_Goal of the exercise_: Copy out all of the material exactly as presented.

_Material provided_:
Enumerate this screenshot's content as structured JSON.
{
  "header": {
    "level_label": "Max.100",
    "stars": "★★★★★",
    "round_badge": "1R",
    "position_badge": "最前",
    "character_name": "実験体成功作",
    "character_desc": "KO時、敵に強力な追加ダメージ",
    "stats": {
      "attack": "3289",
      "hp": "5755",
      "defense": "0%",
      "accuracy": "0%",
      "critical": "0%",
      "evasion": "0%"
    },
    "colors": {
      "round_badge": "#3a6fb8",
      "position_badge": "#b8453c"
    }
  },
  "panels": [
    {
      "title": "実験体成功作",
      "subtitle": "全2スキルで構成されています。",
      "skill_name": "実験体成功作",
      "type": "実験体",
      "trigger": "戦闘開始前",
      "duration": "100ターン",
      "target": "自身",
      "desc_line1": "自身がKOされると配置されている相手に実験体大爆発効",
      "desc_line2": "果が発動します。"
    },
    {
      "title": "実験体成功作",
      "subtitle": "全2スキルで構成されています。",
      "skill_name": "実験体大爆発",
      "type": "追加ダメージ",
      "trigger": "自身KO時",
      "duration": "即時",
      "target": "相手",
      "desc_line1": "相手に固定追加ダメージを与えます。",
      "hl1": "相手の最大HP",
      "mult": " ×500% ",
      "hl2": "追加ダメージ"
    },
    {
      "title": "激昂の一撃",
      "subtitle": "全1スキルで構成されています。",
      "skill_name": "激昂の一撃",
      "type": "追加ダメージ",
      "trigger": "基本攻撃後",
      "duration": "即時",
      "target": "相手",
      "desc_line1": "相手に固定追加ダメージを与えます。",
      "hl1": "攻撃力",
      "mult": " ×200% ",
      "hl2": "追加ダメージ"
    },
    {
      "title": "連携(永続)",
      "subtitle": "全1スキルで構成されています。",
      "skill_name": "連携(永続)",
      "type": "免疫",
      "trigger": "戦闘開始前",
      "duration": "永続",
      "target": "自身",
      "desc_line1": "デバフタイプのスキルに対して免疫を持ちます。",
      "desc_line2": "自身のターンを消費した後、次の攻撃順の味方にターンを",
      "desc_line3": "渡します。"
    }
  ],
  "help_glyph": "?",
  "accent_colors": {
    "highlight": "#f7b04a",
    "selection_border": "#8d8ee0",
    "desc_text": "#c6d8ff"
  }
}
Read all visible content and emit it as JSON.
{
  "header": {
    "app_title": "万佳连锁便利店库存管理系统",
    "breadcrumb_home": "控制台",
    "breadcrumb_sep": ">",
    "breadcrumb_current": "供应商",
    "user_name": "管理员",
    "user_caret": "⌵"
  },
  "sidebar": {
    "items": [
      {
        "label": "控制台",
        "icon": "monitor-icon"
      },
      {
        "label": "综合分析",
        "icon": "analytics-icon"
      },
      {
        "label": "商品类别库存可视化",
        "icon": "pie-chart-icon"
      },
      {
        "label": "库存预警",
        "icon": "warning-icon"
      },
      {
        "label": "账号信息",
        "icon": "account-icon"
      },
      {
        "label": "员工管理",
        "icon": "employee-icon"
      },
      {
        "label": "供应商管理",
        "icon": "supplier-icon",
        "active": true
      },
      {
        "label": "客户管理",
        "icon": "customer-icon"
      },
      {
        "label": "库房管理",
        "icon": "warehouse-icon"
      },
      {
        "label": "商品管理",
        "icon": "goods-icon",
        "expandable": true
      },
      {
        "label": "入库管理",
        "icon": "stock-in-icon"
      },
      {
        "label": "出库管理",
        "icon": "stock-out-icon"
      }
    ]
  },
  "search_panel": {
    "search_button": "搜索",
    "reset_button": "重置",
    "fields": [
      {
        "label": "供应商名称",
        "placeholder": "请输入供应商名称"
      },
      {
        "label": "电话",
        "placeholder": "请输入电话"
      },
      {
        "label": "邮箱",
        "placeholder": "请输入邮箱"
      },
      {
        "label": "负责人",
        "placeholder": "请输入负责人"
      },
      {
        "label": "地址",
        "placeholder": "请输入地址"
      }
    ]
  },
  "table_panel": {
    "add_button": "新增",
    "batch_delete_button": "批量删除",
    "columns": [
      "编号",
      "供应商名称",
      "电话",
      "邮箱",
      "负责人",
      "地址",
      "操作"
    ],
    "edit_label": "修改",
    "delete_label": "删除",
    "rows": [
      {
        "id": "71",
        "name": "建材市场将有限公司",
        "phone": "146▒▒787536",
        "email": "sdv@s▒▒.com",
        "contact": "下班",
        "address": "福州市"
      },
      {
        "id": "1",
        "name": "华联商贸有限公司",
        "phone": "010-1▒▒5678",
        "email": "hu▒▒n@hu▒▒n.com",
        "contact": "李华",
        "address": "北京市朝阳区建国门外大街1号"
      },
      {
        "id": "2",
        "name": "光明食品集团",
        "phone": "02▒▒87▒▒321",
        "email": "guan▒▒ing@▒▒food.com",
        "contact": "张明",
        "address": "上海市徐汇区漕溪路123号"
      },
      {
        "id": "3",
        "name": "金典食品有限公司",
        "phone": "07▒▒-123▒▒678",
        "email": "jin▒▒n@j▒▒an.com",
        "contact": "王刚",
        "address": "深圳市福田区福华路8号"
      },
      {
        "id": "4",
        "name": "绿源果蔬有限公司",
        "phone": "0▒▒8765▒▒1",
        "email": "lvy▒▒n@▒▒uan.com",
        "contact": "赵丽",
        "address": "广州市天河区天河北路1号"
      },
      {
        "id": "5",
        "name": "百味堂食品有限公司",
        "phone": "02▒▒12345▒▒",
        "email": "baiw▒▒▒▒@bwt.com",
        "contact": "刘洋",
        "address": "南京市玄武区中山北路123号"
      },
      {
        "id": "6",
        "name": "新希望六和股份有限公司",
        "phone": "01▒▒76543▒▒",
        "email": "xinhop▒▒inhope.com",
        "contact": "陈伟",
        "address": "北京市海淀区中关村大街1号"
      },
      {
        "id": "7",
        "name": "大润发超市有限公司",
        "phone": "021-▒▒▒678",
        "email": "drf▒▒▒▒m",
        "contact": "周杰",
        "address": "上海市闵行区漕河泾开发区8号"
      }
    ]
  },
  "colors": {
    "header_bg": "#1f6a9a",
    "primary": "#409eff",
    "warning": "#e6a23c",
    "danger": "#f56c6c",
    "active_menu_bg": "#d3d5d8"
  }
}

_Answer_:
Enumerate this screenshot's content as structured JSON.
{
  "header": {
    "level_label": "Max.100",
    "stars": "★★★★★",
    "round_badge": "1R",
    "position_badge": "最前",
    "character_name": "実験体成功作",
    "character_desc": "KO時、敵に強力な追加ダメージ",
    "stats": {
      "attack": "3289",
      "hp": "5755",
      "defense": "0%",
      "accuracy": "0%",
      "critical": "0%",
      "evasion": "0%"
    },
    "colors": {
      "round_badge": "#3a6fb8",
      "position_badge": "#b8453c"
    }
  },
  "panels": [
    {
      "title": "実験体成功作",
      "subtitle": "全2スキルで構成されています。",
      "skill_name": "実験体成功作",
      "type": "実験体",
      "trigger": "戦闘開始前",
      "duration": "100ターン",
      "target": "自身",
      "desc_line1": "自身がKOされると配置されている相手に実験体大爆発効",
      "desc_line2": "果が発動します。"
    },
    {
      "title": "実験体成功作",
      "subtitle": "全2スキルで構成されています。",
      "skill_name": "実験体大爆発",
      "type": "追加ダメージ",
      "trigger": "自身KO時",
      "duration": "即時",
      "target": "相手",
      "desc_line1": "相手に固定追加ダメージを与えます。",
      "hl1": "相手の最大HP",
      "mult": " ×500% ",
      "hl2": "追加ダメージ"
    },
    {
      "title": "激昂の一撃",
      "subtitle": "全1スキルで構成されています。",
      "skill_name": "激昂の一撃",
      "type": "追加ダメージ",
      "trigger": "基本攻撃後",
      "duration": "即時",
      "target": "相手",
      "desc_line1": "相手に固定追加ダメージを与えます。",
      "hl1": "攻撃力",
      "mult": " ×200% ",
      "hl2": "追加ダメージ"
    },
    {
      "title": "連携(永続)",
      "subtitle": "全1スキルで構成されています。",
      "skill_name": "連携(永続)",
      "type": "免疫",
      "trigger": "戦闘開始前",
      "duration": "永続",
      "target": "自身",
      "desc_line1": "デバフタイプのスキルに対して免疫を持ちます。",
      "desc_line2": "自身のターンを消費した後、次の攻撃順の味方にターンを",
      "desc_line3": "渡します。"
    }
  ],
  "help_glyph": "?",
  "accent_colors": {
    "highlight": "#f7b04a",
    "selection_border": "#8d8ee0",
    "desc_text": "#c6d8ff"
  }
}
Read all visible content and emit it as JSON.
{
  "header": {
    "app_title": "万佳连锁便利店库存管理系统",
    "breadcrumb_home": "控制台",
    "breadcrumb_sep": ">",
    "breadcrumb_current": "供应商",
    "user_name": "管理员",
    "user_caret": "⌵"
  },
  "sidebar": {
    "items": [
      {
        "label": "控制台",
        "icon": "monitor-icon"
      },
      {
        "label": "综合分析",
        "icon": "analytics-icon"
      },
      {
        "label": "商品类别库存可视化",
        "icon": "pie-chart-icon"
      },
      {
        "label": "库存预警",
        "icon": "warning-icon"
      },
      {
        "label": "账号信息",
        "icon": "account-icon"
      },
      {
        "label": "员工管理",
        "icon": "employee-icon"
      },
      {
        "label": "供应商管理",
        "icon": "supplier-icon",
        "active": true
      },
      {
        "label": "客户管理",
        "icon": "customer-icon"
      },
      {
        "label": "库房管理",
        "icon": "warehouse-icon"
      },
      {
        "label": "商品管理",
        "icon": "goods-icon",
        "expandable": true
      },
      {
        "label": "入库管理",
        "icon": "stock-in-icon"
      },
      {
        "label": "出库管理",
        "icon": "stock-out-icon"
      }
    ]
  },
  "search_panel": {
    "search_button": "搜索",
    "reset_button": "重置",
    "fields": [
      {
        "label": "供应商名称",
        "placeholder": "请输入供应商名称"
      },
      {
        "label": "电话",
        "placeholder": "请输入电话"
      },
      {
        "label": "邮箱",
        "placeholder": "请输入邮箱"
      },
      {
        "label": "负责人",
        "placeholder": "请输入负责人"
      },
      {
        "label": "地址",
        "placeholder": "请输入地址"
      }
    ]
  },
  "table_panel": {
    "add_button": "新增",
    "batch_delete_button": "批量删除",
    "columns": [
      "编号",
      "供应商名称",
      "电话",
      "邮箱",
      "负责人",
      "地址",
      "操作"
    ],
    "edit_label": "修改",
    "delete_label": "删除",
    "rows": [
      {
        "id": "71",
        "name": "建材市场将有限公司",
        "phone": "146▒▒787536",
        "email": "sdv@s▒▒.com",
        "contact": "下班",
        "address": "福州市"
      },
      {
        "id": "1",
        "name": "华联商贸有限公司",
        "phone": "010-1▒▒5678",
        "email": "hu▒▒n@hu▒▒n.com",
        "contact": "李华",
        "address": "北京市朝阳区建国门外大街1号"
      },
      {
        "id": "2",
        "name": "光明食品集团",
        "phone": "02▒▒87▒▒321",
        "email": "guan▒▒ing@▒▒food.com",
        "contact": "张明",
        "address": "上海市徐汇区漕溪路123号"
      },
      {
        "id": "3",
        "name": "金典食品有限公司",
        "phone": "07▒▒-123▒▒678",
        "email": "jin▒▒n@j▒▒an.com",
        "contact": "王刚",
        "address": "深圳市福田区福华路8号"
      },
      {
        "id": "4",
        "name": "绿源果蔬有限公司",
        "phone": "0▒▒8765▒▒1",
        "email": "lvy▒▒n@▒▒uan.com",
        "contact": "赵丽",
        "address": "广州市天河区天河北路1号"
      },
      {
        "id": "5",
        "name": "百味堂食品有限公司",
        "phone": "02▒▒12345▒▒",
        "email": "baiw▒▒▒▒@bwt.com",
        "contact": "刘洋",
        "address": "南京市玄武区中山北路123号"
      },
      {
        "id": "6",
        "name": "新希望六和股份有限公司",
        "phone": "01▒▒76543▒▒",
        "email": "xinhop▒▒inhope.com",
        "contact": "陈伟",
        "address": "北京市海淀区中关村大街1号"
      },
      {
        "id": "7",
        "name": "大润发超市有限公司",
        "phone": "021-▒▒▒678",
        "email": "drf▒▒▒▒m",
        "contact": "周杰",
        "address": "上海市闵行区漕河泾开发区8号"
      }
    ]
  },
  "colors": {
    "header_bg": "#1f6a9a",
    "primary": "#409eff",
    "warning": "#e6a23c",
    "danger": "#f56c6c",
    "active_menu_bg": "#d3d5d8"
  }
}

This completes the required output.